_Given request_: From the listing below, pull out the lines that hold "this".

_Records shown_:
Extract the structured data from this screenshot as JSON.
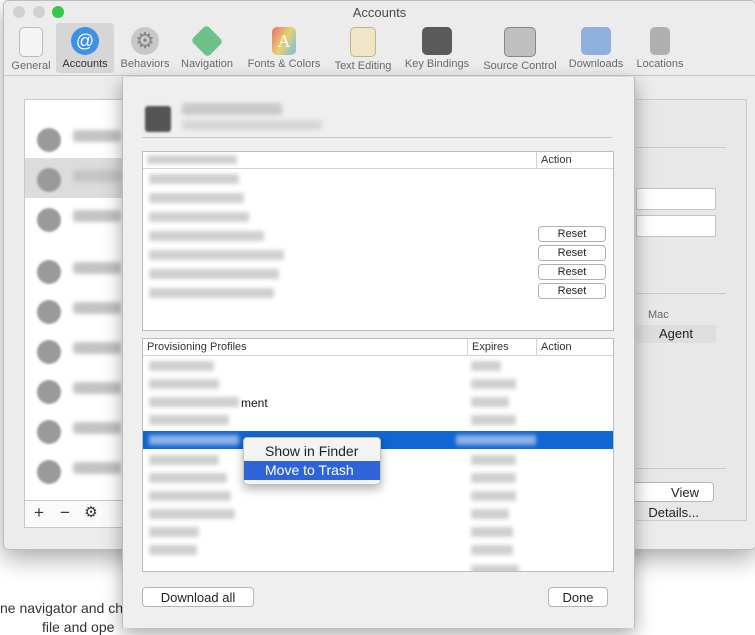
{
  "background_page": {
    "line1": "ne navigator and ch",
    "line2": "file and ope"
  },
  "window": {
    "title": "Accounts",
    "traffic_colors": [
      "#fc605c",
      "#fdbc40",
      "#34c84a"
    ]
  },
  "toolbar": {
    "items": [
      {
        "label": "General",
        "icon": "general-icon"
      },
      {
        "label": "Accounts",
        "icon": "at-sign-icon",
        "selected": true
      },
      {
        "label": "Behaviors",
        "icon": "gear-icon"
      },
      {
        "label": "Navigation",
        "icon": "navigation-icon"
      },
      {
        "label": "Fonts & Colors",
        "icon": "fonts-colors-icon"
      },
      {
        "label": "Text Editing",
        "icon": "text-editing-icon"
      },
      {
        "label": "Key Bindings",
        "icon": "key-bindings-icon"
      },
      {
        "label": "Source Control",
        "icon": "source-control-icon"
      },
      {
        "label": "Downloads",
        "icon": "downloads-icon"
      },
      {
        "label": "Locations",
        "icon": "locations-icon"
      }
    ]
  },
  "accounts_footer": {
    "add": "+",
    "remove": "−",
    "settings": "⚙"
  },
  "right_pane": {
    "mac_header": "Mac",
    "agent": "Agent",
    "view_details": "View Details..."
  },
  "signing": {
    "action_header": "Action",
    "reset_label": "Reset"
  },
  "profiles": {
    "header_name": "Provisioning Profiles",
    "header_expires": "Expires",
    "header_action": "Action",
    "partial_text": "ment"
  },
  "context_menu": {
    "show_in_finder": "Show in Finder",
    "move_to_trash": "Move to Trash"
  },
  "buttons": {
    "download_all": "Download all",
    "done": "Done"
  }
}
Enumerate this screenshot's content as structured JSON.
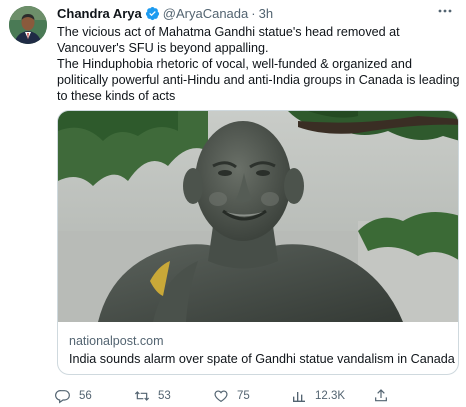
{
  "tweet": {
    "author_name": "Chandra Arya",
    "handle": "@AryaCanada",
    "separator": "·",
    "time": "3h",
    "text_lines": [
      "The vicious act of Mahatma Gandhi statue's head removed at",
      "Vancouver's SFU is beyond appalling.",
      "The Hinduphobia rhetoric of vocal, well-funded & organized and",
      "politically powerful anti-Hindu and anti-India groups in Canada is leading",
      "to these kinds of acts"
    ]
  },
  "card": {
    "domain": "nationalpost.com",
    "title": "India sounds alarm over spate of Gandhi statue vandalism in Canada"
  },
  "actions": {
    "replies": "56",
    "retweets": "53",
    "likes": "75",
    "views": "12.3K"
  },
  "icons": {
    "verified": "verified-badge-icon",
    "more": "more-dots-icon",
    "reply": "reply-icon",
    "retweet": "retweet-icon",
    "like": "heart-icon",
    "views": "views-chart-icon",
    "share": "share-icon"
  },
  "colors": {
    "verified_blue": "#1d9bf0",
    "secondary_text": "#536471",
    "primary_text": "#0f1419",
    "border": "#cfd9de"
  }
}
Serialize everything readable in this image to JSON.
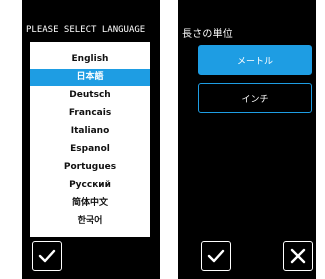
{
  "left_screen": {
    "title": "PLEASE SELECT LANGUAGE",
    "languages": [
      {
        "label": "English",
        "selected": false
      },
      {
        "label": "日本語",
        "selected": true
      },
      {
        "label": "Deutsch",
        "selected": false
      },
      {
        "label": "Francais",
        "selected": false
      },
      {
        "label": "Italiano",
        "selected": false
      },
      {
        "label": "Espanol",
        "selected": false
      },
      {
        "label": "Portugues",
        "selected": false
      },
      {
        "label": "Русский",
        "selected": false
      },
      {
        "label": "简体中文",
        "selected": false
      },
      {
        "label": "한국어",
        "selected": false
      }
    ],
    "confirm_icon": "checkmark-icon"
  },
  "right_screen": {
    "title": "長さの単位",
    "options": [
      {
        "label": "メートル",
        "selected": true
      },
      {
        "label": "インチ",
        "selected": false
      }
    ],
    "confirm_icon": "checkmark-icon",
    "cancel_icon": "close-icon"
  },
  "colors": {
    "screen_background": "#000000",
    "accent": "#1e9de3",
    "text_light": "#ffffff",
    "text_dark": "#111111"
  }
}
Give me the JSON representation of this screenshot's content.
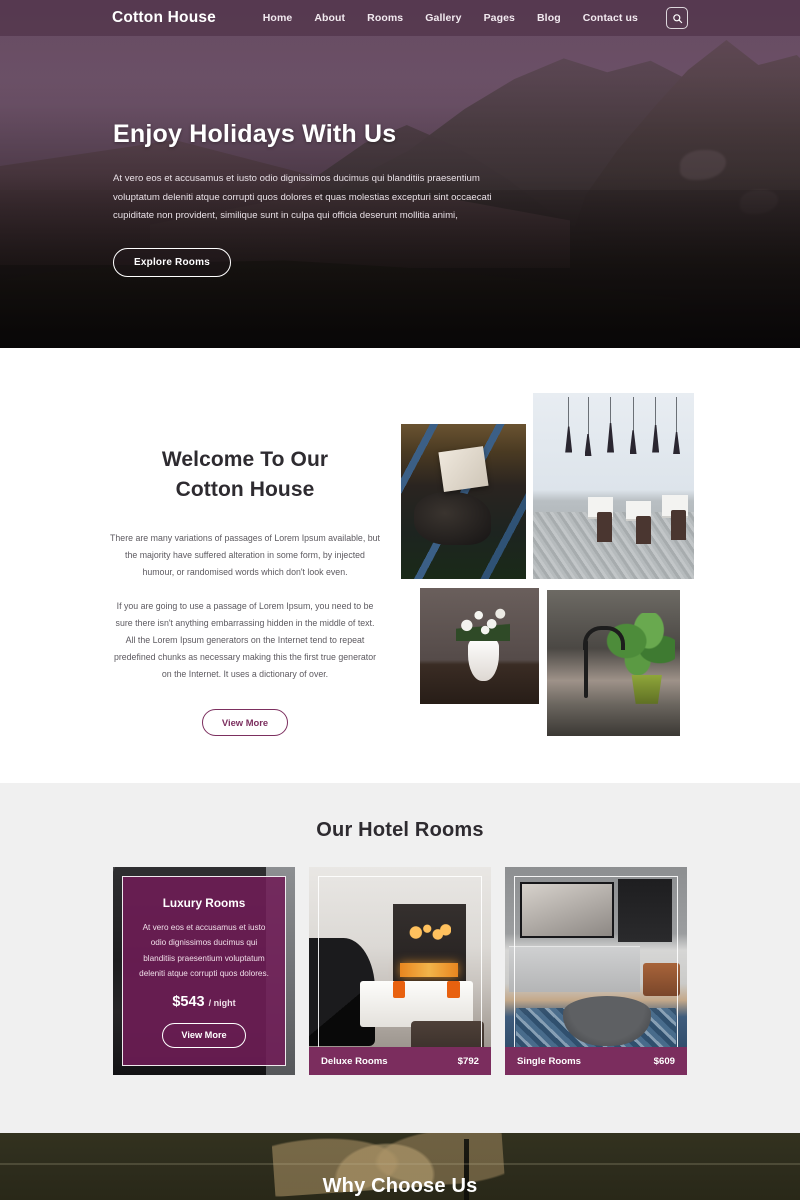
{
  "site": {
    "brand": "Cotton House"
  },
  "header": {
    "nav": [
      {
        "label": "Home"
      },
      {
        "label": "About"
      },
      {
        "label": "Rooms"
      },
      {
        "label": "Gallery"
      },
      {
        "label": "Pages"
      },
      {
        "label": "Blog"
      },
      {
        "label": "Contact us"
      }
    ],
    "search_icon": "search-icon"
  },
  "hero": {
    "title": "Enjoy Holidays With Us",
    "text": "At vero eos et accusamus et iusto odio dignissimos ducimus qui blanditiis praesentium voluptatum deleniti atque corrupti quos dolores et quas molestias excepturi sint occaecati cupiditate non provident, similique sunt in culpa qui officia deserunt mollitia animi,",
    "cta": "Explore Rooms"
  },
  "welcome": {
    "title_line1": "Welcome To Our",
    "title_line2": "Cotton House",
    "paragraph1": "There are many variations of passages of Lorem Ipsum available, but the majority have suffered alteration in some form, by injected humour, or randomised words which don't look even.",
    "paragraph2": "If you are going to use a passage of Lorem Ipsum, you need to be sure there isn't anything embarrassing hidden in the middle of text. All the Lorem Ipsum generators on the Internet tend to repeat predefined chunks as necessary making this the first true generator on the Internet. It uses a dictionary of over.",
    "cta": "View More",
    "gallery": [
      {
        "name": "bench-reading-photo"
      },
      {
        "name": "restaurant-interior-photo"
      },
      {
        "name": "white-tulips-vase-photo"
      },
      {
        "name": "kitchen-sink-plant-photo"
      }
    ]
  },
  "rooms": {
    "title": "Our Hotel Rooms",
    "cards": [
      {
        "name": "Luxury Rooms",
        "description": "At vero eos et accusamus et iusto odio dignissimos ducimus qui blanditiis praesentium voluptatum deleniti atque corrupti quos dolores.",
        "price": "$543",
        "per": "/ night",
        "cta": "View More",
        "featured": true
      },
      {
        "name": "Deluxe Rooms",
        "price": "$792",
        "featured": false
      },
      {
        "name": "Single Rooms",
        "price": "$609",
        "featured": false
      }
    ]
  },
  "why": {
    "title": "Why Choose Us"
  },
  "colors": {
    "brand_purple": "#7b2d5e",
    "header_overlay": "#55384f",
    "section_gray": "#f0f0f0",
    "dark_olive": "#2e2d1d"
  }
}
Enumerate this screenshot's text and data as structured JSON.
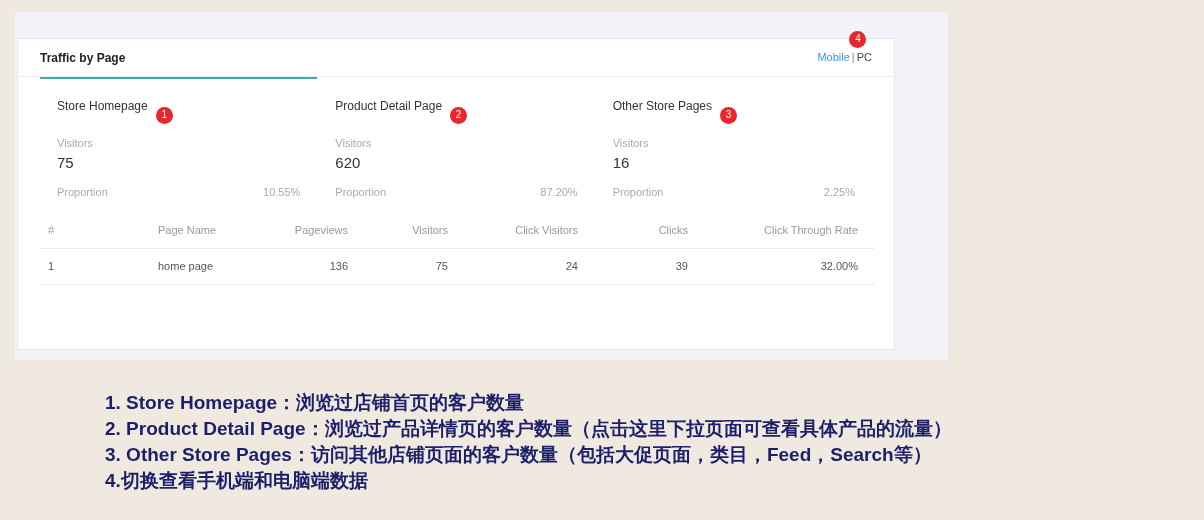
{
  "card": {
    "title": "Traffic by Page",
    "toggle": {
      "options": [
        {
          "label": "Mobile",
          "selected": true
        },
        {
          "label": "PC",
          "selected": false
        }
      ],
      "separator": "|",
      "badge": "4"
    },
    "tabs": [
      {
        "label": "Store Homepage",
        "badge": "1",
        "selected": true,
        "visitors_label": "Visitors",
        "visitors": "75",
        "proportion_label": "Proportion",
        "proportion": "10.55%"
      },
      {
        "label": "Product Detail Page",
        "badge": "2",
        "selected": false,
        "visitors_label": "Visitors",
        "visitors": "620",
        "proportion_label": "Proportion",
        "proportion": "87.20%"
      },
      {
        "label": "Other Store Pages",
        "badge": "3",
        "selected": false,
        "visitors_label": "Visitors",
        "visitors": "16",
        "proportion_label": "Proportion",
        "proportion": "2.25%"
      }
    ],
    "table": {
      "columns": [
        "#",
        "Page Name",
        "Pageviews",
        "Visitors",
        "Click Visitors",
        "Clicks",
        "Click Through Rate"
      ],
      "rows": [
        [
          "1",
          "home page",
          "136",
          "75",
          "24",
          "39",
          "32.00%"
        ]
      ]
    }
  },
  "notes": [
    "1. Store Homepage：浏览过店铺首页的客户数量",
    "2. Product Detail Page：浏览过产品详情页的客户数量（点击这里下拉页面可查看具体产品的流量）",
    "3. Other Store Pages：访问其他店铺页面的客户数量（包括大促页面，类目，Feed，Search等）",
    "4.切换查看手机端和电脑端数据"
  ]
}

_Exercise result_:
Extract the structured data from this screenshot as JSON.
Enumerate this screenshot's content as structured JSON.
Serialize everything readable in this image to JSON.
Give me the JSON representation of this screenshot's content.
    "paragraph2": "If you are going to use a passage of Lorem Ipsum, you need to be sure there isn't anything embarrassing hidden in the middle of text. All the Lorem Ipsum generators on the Internet tend to repeat predefined chunks as necessary making this the first true generator on the Internet. It uses a dictionary of over.",
Enumerate this screenshot's text and data as structured JSON.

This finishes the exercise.